**Extrait du texte:**

>>

Madame la présidente, mesdames, messieurs les sénateurs, le 3 septembre dernier, le Premier ministre, avec Mme la secrétaire d’État, a lancé le Grenelle contre les violences conjugales, sur la base d’un constat terrible que vous connaissez : en 2018, quelque 149 personnes, soit 121 femmes et 28 hommes, sont décédées sous les coups de leur conjoint. Cette situation n’est pas acceptable, et elle n’est pas une fatalité. C’est tout le sens de nos discussions d’aujourd’hui.
L’article 8 de la proposition de loi est directement issu des travaux du Grenelle. Il a été travaillé en lien étroit avec les associations de victimes et les représentants des professionnels de santé. Son objet n’est pas, comme nous avons pu l’entendre, de lever le secret médical ; il s’agit simplement de ne pas pénaliser les médecins, qui pourraient être hésitants sans cela, en cas de signalement au procureur de la République lorsqu’une vie est en danger.
Nous entendons évidemment les réserves qui ont pu être exprimées sur le sujet. Elles sont tout à fait légitimes au regard des situations de grande souffrance et de détresse que traversent les victimes de violences conjugales. Mais qui peut se satisfaire que 5 % seulement des déclarations soient réalisées par des professionnels de santé, alors que ceux-ci sont en première ligne pour prendre soin des victimes ?
Le secret médical – c’est aussi vrai, plus largement, du secret professionnel – n’est évidemment pas un sujet à prendre à la légère. Il fonde cette relation singulière de confiance d’un patient envers son médecin, liée au serment d’Hippocrate : « Admis dans l’intimité des personnes, je tairai les secrets qui me seront confiés. Reçu à l’intérieur des maisons, je respecterai les secrets des foyers […]. »
Ce texte n’altère en rien le secret médical. Le code de la santé publique n’est pas modifié. Le code de déontologie médicale est évidemment maintenu. Et la confiance d’une victime envers le professionnel de santé est ainsi préservée.
Il est proposé dans cet article de respecter une autre partie du serment d’Hippocrate, peut-être moins connue : « J’interviendrai pour protéger [les personnes] si elles sont affaiblies, vulnérables ou menacées dans leur intégrité ou leur dignité. »

<<

**Données sources:**
>>

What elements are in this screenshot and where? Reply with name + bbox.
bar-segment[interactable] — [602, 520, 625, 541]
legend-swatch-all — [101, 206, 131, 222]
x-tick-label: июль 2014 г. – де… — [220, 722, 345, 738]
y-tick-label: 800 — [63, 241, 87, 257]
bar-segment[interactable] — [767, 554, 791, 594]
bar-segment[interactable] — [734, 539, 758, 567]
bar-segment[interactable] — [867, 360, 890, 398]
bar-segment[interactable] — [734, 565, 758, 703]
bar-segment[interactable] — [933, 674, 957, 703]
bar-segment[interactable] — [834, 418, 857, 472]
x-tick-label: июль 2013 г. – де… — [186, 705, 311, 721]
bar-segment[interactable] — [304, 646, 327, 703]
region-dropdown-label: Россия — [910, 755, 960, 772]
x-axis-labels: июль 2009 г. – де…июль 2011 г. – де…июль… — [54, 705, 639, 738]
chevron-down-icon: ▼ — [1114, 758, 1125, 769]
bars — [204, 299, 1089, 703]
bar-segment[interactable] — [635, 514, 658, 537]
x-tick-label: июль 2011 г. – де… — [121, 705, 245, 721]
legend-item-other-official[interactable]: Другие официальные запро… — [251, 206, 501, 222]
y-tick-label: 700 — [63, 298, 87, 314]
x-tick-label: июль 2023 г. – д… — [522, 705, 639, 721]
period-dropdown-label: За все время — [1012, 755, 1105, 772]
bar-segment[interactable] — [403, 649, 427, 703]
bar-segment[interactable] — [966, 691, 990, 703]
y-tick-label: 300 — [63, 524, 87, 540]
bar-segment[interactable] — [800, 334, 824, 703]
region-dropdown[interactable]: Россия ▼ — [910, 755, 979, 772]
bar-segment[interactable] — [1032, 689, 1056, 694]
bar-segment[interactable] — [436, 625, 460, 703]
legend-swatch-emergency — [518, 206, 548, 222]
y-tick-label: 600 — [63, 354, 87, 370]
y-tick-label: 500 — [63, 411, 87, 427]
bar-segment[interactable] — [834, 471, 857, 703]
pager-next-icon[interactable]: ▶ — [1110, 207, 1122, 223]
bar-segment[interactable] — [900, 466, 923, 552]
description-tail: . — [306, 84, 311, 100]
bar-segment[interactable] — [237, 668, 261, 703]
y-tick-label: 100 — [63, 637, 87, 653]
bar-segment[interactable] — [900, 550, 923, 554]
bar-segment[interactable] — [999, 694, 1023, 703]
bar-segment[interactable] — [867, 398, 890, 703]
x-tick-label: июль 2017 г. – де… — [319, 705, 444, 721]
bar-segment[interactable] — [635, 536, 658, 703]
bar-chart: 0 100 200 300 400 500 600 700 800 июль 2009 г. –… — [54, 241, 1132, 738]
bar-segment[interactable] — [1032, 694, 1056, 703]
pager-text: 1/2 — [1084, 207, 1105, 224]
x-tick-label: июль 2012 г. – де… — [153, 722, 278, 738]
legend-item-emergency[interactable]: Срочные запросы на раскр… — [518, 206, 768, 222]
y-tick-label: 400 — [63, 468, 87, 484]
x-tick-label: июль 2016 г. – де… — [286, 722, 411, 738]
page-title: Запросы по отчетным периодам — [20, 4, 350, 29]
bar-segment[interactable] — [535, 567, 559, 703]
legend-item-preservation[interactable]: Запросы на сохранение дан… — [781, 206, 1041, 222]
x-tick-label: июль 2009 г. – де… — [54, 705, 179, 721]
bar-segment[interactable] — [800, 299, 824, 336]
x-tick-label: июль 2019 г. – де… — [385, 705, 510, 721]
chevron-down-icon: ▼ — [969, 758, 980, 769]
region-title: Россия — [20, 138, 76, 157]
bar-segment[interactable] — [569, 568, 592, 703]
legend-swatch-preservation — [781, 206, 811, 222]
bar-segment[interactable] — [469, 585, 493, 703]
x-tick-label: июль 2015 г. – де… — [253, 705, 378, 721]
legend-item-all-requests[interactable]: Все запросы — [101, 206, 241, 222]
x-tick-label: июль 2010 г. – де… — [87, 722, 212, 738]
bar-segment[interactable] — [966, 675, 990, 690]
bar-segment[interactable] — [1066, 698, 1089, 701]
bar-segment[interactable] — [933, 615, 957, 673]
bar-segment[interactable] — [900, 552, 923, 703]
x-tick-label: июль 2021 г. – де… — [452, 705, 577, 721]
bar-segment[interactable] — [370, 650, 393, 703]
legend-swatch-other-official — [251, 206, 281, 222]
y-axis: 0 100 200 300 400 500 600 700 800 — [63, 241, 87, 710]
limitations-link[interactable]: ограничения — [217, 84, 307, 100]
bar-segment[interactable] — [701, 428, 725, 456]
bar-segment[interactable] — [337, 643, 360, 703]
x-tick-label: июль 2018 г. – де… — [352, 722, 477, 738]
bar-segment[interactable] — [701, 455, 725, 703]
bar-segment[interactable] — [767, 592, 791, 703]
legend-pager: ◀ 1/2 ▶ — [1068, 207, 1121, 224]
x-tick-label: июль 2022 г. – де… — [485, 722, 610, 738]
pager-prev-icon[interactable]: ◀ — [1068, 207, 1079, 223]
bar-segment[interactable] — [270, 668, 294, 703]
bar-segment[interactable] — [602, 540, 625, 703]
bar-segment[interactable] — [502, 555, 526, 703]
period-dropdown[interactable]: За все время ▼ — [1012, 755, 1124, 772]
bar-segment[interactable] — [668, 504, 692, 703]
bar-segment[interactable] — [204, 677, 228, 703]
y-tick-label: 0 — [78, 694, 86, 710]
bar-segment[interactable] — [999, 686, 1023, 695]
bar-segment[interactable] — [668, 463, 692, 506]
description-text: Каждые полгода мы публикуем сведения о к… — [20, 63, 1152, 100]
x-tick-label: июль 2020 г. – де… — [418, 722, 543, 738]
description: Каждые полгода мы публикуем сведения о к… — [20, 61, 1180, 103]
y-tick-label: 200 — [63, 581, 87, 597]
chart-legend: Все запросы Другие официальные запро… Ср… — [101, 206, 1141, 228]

<<

**Consigne A:** Transcrivez le passage de l'extrait sur le secret médical compris entre « Le secret médical – » et « est ainsi préservée. », ces deux bornes incluses.
**Consigne B:**
Répondez brièvement aux questions suivantes d'après l'extrait sur le secret médical :
(i) Combien de femmes sont décédées sous les coups de leur conjoint en 2018 ?
(ii) Quelle part des déclarations est réalisée par des professionnels de santé ?
(iii) Quel code n'est pas modifié par le texte ?

**Réponse attendue A:**
Le secret médical – c’est aussi vrai, plus largement, du secret professionnel – n’est évidemment pas un sujet à prendre à la légère. Il fonde cette relation singulière de confiance d’un patient envers son médecin, liée au serment d’Hippocrate : « Admis dans l’intimité des personnes, je tairai les secrets qui me seront confiés. Reçu à l’intérieur des maisons, je respecterai les secrets des foyers […]. »
Ce texte n’altère en rien le secret médical. Le code de la santé publique n’est pas modifié. Le code de déontologie médicale est évidemment maintenu. Et la confiance d’une victime envers le professionnel de santé est ainsi préservée.

**Réponse attendue B:**
(i) 121 femmes.
(ii) 5 % seulement.
(iii) Le code de la santé publique.